(Chart and figure data)

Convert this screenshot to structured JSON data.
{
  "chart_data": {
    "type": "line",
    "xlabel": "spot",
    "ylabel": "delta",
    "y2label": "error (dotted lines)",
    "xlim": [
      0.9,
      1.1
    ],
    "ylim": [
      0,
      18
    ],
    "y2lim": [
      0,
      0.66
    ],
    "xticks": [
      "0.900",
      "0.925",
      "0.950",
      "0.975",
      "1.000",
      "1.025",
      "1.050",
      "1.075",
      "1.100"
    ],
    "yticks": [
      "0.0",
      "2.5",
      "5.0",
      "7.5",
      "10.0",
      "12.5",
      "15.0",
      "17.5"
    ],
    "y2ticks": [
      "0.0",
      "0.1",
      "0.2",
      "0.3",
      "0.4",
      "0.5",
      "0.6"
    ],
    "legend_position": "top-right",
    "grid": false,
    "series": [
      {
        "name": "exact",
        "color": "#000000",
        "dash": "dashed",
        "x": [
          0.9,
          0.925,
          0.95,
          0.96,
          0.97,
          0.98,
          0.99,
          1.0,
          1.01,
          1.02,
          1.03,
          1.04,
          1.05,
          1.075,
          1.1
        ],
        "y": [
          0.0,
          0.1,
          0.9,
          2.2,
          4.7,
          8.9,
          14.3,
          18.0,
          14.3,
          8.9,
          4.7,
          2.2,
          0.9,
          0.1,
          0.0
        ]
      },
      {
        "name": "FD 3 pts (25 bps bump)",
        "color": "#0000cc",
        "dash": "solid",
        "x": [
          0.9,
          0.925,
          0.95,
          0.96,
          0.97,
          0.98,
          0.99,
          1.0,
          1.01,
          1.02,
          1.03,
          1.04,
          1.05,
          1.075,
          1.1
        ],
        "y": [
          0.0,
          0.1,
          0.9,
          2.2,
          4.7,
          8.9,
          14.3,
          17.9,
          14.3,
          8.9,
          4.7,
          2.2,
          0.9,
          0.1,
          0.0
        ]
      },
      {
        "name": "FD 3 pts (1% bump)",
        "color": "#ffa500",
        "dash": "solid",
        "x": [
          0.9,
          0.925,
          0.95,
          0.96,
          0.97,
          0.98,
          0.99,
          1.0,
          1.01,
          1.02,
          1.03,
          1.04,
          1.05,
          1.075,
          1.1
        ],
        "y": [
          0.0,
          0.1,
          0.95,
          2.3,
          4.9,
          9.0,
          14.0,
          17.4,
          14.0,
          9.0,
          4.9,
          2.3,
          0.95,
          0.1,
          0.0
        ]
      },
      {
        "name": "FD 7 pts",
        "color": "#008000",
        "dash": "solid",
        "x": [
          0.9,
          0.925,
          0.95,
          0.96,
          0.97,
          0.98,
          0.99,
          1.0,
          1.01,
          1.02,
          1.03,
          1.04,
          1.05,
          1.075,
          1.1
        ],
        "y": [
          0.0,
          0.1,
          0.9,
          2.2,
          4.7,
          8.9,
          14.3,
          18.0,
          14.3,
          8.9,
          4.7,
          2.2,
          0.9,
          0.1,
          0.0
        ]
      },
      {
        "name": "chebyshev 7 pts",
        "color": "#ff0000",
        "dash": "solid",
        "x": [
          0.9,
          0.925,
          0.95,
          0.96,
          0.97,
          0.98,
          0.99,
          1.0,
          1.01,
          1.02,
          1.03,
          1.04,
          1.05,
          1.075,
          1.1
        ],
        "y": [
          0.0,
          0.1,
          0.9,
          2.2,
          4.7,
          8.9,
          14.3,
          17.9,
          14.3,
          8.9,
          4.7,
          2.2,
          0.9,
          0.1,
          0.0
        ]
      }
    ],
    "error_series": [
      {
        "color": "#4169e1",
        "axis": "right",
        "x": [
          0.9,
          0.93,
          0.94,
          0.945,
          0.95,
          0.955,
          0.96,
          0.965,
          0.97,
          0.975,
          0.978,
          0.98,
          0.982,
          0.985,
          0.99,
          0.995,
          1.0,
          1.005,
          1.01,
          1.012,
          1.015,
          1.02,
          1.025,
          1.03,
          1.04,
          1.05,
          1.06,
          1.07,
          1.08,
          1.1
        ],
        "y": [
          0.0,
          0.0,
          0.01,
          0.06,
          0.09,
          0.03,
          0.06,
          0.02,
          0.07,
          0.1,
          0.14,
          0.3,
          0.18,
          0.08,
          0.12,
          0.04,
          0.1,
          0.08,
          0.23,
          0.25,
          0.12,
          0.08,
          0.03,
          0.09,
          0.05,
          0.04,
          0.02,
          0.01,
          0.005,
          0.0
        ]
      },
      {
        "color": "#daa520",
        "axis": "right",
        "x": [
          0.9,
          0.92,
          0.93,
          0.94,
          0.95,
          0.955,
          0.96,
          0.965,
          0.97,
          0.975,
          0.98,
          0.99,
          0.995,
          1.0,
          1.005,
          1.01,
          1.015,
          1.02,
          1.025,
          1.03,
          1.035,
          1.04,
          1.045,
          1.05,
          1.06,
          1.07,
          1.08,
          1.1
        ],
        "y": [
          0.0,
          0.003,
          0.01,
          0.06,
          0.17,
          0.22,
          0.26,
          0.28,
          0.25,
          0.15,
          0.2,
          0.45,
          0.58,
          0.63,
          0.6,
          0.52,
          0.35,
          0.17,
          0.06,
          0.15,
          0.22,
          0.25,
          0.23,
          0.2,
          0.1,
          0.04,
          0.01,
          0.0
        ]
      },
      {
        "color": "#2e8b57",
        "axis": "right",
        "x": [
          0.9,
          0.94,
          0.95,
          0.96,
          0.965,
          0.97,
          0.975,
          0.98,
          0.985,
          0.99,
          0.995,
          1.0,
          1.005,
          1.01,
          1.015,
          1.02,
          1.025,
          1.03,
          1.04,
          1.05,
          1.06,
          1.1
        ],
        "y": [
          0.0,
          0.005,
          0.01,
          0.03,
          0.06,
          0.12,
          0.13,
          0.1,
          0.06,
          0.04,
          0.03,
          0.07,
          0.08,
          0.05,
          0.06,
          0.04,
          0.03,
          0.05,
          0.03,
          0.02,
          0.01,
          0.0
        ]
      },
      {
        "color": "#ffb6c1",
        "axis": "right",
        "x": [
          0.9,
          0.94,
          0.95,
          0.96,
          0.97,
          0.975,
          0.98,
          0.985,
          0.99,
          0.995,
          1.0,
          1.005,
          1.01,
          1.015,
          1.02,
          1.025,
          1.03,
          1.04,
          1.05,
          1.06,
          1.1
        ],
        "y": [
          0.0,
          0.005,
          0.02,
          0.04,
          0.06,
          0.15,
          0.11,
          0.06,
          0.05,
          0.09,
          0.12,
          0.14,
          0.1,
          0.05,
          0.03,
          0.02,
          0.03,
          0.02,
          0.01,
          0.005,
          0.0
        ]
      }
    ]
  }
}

INSTRUCTIONS FOR THE TASK:
Each record above should be returned exactly as it appears.

TASK OUTPUT:
Convert this screenshot to structured JSON data.
{
  "chart_data": {
    "type": "line",
    "xlabel": "spot",
    "ylabel": "delta",
    "y2label": "error (dotted lines)",
    "xlim": [
      0.9,
      1.1
    ],
    "ylim": [
      0,
      18
    ],
    "y2lim": [
      0,
      0.66
    ],
    "xticks": [
      "0.900",
      "0.925",
      "0.950",
      "0.975",
      "1.000",
      "1.025",
      "1.050",
      "1.075",
      "1.100"
    ],
    "yticks": [
      "0.0",
      "2.5",
      "5.0",
      "7.5",
      "10.0",
      "12.5",
      "15.0",
      "17.5"
    ],
    "y2ticks": [
      "0.0",
      "0.1",
      "0.2",
      "0.3",
      "0.4",
      "0.5",
      "0.6"
    ],
    "legend_position": "top-right",
    "grid": false,
    "series": [
      {
        "name": "exact",
        "color": "#000000",
        "dash": "dashed",
        "x": [
          0.9,
          0.925,
          0.95,
          0.96,
          0.97,
          0.98,
          0.99,
          1.0,
          1.01,
          1.02,
          1.03,
          1.04,
          1.05,
          1.075,
          1.1
        ],
        "y": [
          0.0,
          0.1,
          0.9,
          2.2,
          4.7,
          8.9,
          14.3,
          18.0,
          14.3,
          8.9,
          4.7,
          2.2,
          0.9,
          0.1,
          0.0
        ]
      },
      {
        "name": "FD 3 pts (25 bps bump)",
        "color": "#0000cc",
        "dash": "solid",
        "x": [
          0.9,
          0.925,
          0.95,
          0.96,
          0.97,
          0.98,
          0.99,
          1.0,
          1.01,
          1.02,
          1.03,
          1.04,
          1.05,
          1.075,
          1.1
        ],
        "y": [
          0.0,
          0.1,
          0.9,
          2.2,
          4.7,
          8.9,
          14.3,
          17.9,
          14.3,
          8.9,
          4.7,
          2.2,
          0.9,
          0.1,
          0.0
        ]
      },
      {
        "name": "FD 3 pts (1% bump)",
        "color": "#ffa500",
        "dash": "solid",
        "x": [
          0.9,
          0.925,
          0.95,
          0.96,
          0.97,
          0.98,
          0.99,
          1.0,
          1.01,
          1.02,
          1.03,
          1.04,
          1.05,
          1.075,
          1.1
        ],
        "y": [
          0.0,
          0.1,
          0.95,
          2.3,
          4.9,
          9.0,
          14.0,
          17.4,
          14.0,
          9.0,
          4.9,
          2.3,
          0.95,
          0.1,
          0.0
        ]
      },
      {
        "name": "FD 7 pts",
        "color": "#008000",
        "dash": "solid",
        "x": [
          0.9,
          0.925,
          0.95,
          0.96,
          0.97,
          0.98,
          0.99,
          1.0,
          1.01,
          1.02,
          1.03,
          1.04,
          1.05,
          1.075,
          1.1
        ],
        "y": [
          0.0,
          0.1,
          0.9,
          2.2,
          4.7,
          8.9,
          14.3,
          18.0,
          14.3,
          8.9,
          4.7,
          2.2,
          0.9,
          0.1,
          0.0
        ]
      },
      {
        "name": "chebyshev 7 pts",
        "color": "#ff0000",
        "dash": "solid",
        "x": [
          0.9,
          0.925,
          0.95,
          0.96,
          0.97,
          0.98,
          0.99,
          1.0,
          1.01,
          1.02,
          1.03,
          1.04,
          1.05,
          1.075,
          1.1
        ],
        "y": [
          0.0,
          0.1,
          0.9,
          2.2,
          4.7,
          8.9,
          14.3,
          17.9,
          14.3,
          8.9,
          4.7,
          2.2,
          0.9,
          0.1,
          0.0
        ]
      }
    ],
    "error_series": [
      {
        "color": "#4169e1",
        "axis": "right",
        "x": [
          0.9,
          0.93,
          0.94,
          0.945,
          0.95,
          0.955,
          0.96,
          0.965,
          0.97,
          0.975,
          0.978,
          0.98,
          0.982,
          0.985,
          0.99,
          0.995,
          1.0,
          1.005,
          1.01,
          1.012,
          1.015,
          1.02,
          1.025,
          1.03,
          1.04,
          1.05,
          1.06,
          1.07,
          1.08,
          1.1
        ],
        "y": [
          0.0,
          0.0,
          0.01,
          0.06,
          0.09,
          0.03,
          0.06,
          0.02,
          0.07,
          0.1,
          0.14,
          0.3,
          0.18,
          0.08,
          0.12,
          0.04,
          0.1,
          0.08,
          0.23,
          0.25,
          0.12,
          0.08,
          0.03,
          0.09,
          0.05,
          0.04,
          0.02,
          0.01,
          0.005,
          0.0
        ]
      },
      {
        "color": "#daa520",
        "axis": "right",
        "x": [
          0.9,
          0.92,
          0.93,
          0.94,
          0.95,
          0.955,
          0.96,
          0.965,
          0.97,
          0.975,
          0.98,
          0.99,
          0.995,
          1.0,
          1.005,
          1.01,
          1.015,
          1.02,
          1.025,
          1.03,
          1.035,
          1.04,
          1.045,
          1.05,
          1.06,
          1.07,
          1.08,
          1.1
        ],
        "y": [
          0.0,
          0.003,
          0.01,
          0.06,
          0.17,
          0.22,
          0.26,
          0.28,
          0.25,
          0.15,
          0.2,
          0.45,
          0.58,
          0.63,
          0.6,
          0.52,
          0.35,
          0.17,
          0.06,
          0.15,
          0.22,
          0.25,
          0.23,
          0.2,
          0.1,
          0.04,
          0.01,
          0.0
        ]
      },
      {
        "color": "#2e8b57",
        "axis": "right",
        "x": [
          0.9,
          0.94,
          0.95,
          0.96,
          0.965,
          0.97,
          0.975,
          0.98,
          0.985,
          0.99,
          0.995,
          1.0,
          1.005,
          1.01,
          1.015,
          1.02,
          1.025,
          1.03,
          1.04,
          1.05,
          1.06,
          1.1
        ],
        "y": [
          0.0,
          0.005,
          0.01,
          0.03,
          0.06,
          0.12,
          0.13,
          0.1,
          0.06,
          0.04,
          0.03,
          0.07,
          0.08,
          0.05,
          0.06,
          0.04,
          0.03,
          0.05,
          0.03,
          0.02,
          0.01,
          0.0
        ]
      },
      {
        "color": "#ffb6c1",
        "axis": "right",
        "x": [
          0.9,
          0.94,
          0.95,
          0.96,
          0.97,
          0.975,
          0.98,
          0.985,
          0.99,
          0.995,
          1.0,
          1.005,
          1.01,
          1.015,
          1.02,
          1.025,
          1.03,
          1.04,
          1.05,
          1.06,
          1.1
        ],
        "y": [
          0.0,
          0.005,
          0.02,
          0.04,
          0.06,
          0.15,
          0.11,
          0.06,
          0.05,
          0.09,
          0.12,
          0.14,
          0.1,
          0.05,
          0.03,
          0.02,
          0.03,
          0.02,
          0.01,
          0.005,
          0.0
        ]
      }
    ]
  }
}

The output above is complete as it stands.